- _Required task_: All of the data below should be written out exactly.

- _Exercise materials_:
-----
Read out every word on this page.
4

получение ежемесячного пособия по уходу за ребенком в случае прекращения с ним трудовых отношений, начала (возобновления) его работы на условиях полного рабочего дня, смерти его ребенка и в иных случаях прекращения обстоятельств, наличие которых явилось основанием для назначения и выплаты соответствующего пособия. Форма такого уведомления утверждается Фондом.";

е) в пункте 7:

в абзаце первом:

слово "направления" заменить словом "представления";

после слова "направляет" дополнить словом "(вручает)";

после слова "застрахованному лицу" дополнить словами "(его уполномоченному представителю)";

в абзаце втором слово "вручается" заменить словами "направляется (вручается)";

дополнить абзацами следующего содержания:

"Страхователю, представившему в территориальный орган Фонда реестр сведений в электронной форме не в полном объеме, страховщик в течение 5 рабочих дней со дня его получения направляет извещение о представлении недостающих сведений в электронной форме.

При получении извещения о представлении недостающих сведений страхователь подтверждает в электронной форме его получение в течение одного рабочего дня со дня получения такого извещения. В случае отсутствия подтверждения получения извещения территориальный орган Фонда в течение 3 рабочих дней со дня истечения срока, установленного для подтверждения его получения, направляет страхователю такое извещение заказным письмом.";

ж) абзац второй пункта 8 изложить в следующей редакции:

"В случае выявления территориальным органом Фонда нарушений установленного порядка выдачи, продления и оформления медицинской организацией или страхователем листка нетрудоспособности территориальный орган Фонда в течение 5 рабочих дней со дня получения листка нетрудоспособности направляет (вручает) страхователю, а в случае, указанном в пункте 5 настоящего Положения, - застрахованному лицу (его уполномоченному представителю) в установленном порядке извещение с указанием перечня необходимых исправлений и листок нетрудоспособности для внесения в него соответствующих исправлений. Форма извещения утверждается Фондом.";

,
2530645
-----
- _Complete answer_:
Read out every word on this page.
4

получение ежемесячного пособия по уходу за ребенком в случае прекращения с ним трудовых отношений, начала (возобновления) его работы на условиях полного рабочего дня, смерти его ребенка и в иных случаях прекращения обстоятельств, наличие которых явилось основанием для назначения и выплаты соответствующего пособия. Форма такого уведомления утверждается Фондом.";

е) в пункте 7:

в абзаце первом:

слово "направления" заменить словом "представления";

после слова "направляет" дополнить словом "(вручает)";

после слова "застрахованному лицу" дополнить словами "(его уполномоченному представителю)";

в абзаце втором слово "вручается" заменить словами "направляется (вручается)";

дополнить абзацами следующего содержания:

"Страхователю, представившему в территориальный орган Фонда реестр сведений в электронной форме не в полном объеме, страховщик в течение 5 рабочих дней со дня его получения направляет извещение о представлении недостающих сведений в электронной форме.

При получении извещения о представлении недостающих сведений страхователь подтверждает в электронной форме его получение в течение одного рабочего дня со дня получения такого извещения. В случае отсутствия подтверждения получения извещения территориальный орган Фонда в течение 3 рабочих дней со дня истечения срока, установленного для подтверждения его получения, направляет страхователю такое извещение заказным письмом.";

ж) абзац второй пункта 8 изложить в следующей редакции:

"В случае выявления территориальным органом Фонда нарушений установленного порядка выдачи, продления и оформления медицинской организацией или страхователем листка нетрудоспособности территориальный орган Фонда в течение 5 рабочих дней со дня получения листка нетрудоспособности направляет (вручает) страхователю, а в случае, указанном в пункте 5 настоящего Положения, - застрахованному лицу (его уполномоченному представителю) в установленном порядке извещение с указанием перечня необходимых исправлений и листок нетрудоспособности для внесения в него соответствующих исправлений. Форма извещения утверждается Фондом.";

,
2530645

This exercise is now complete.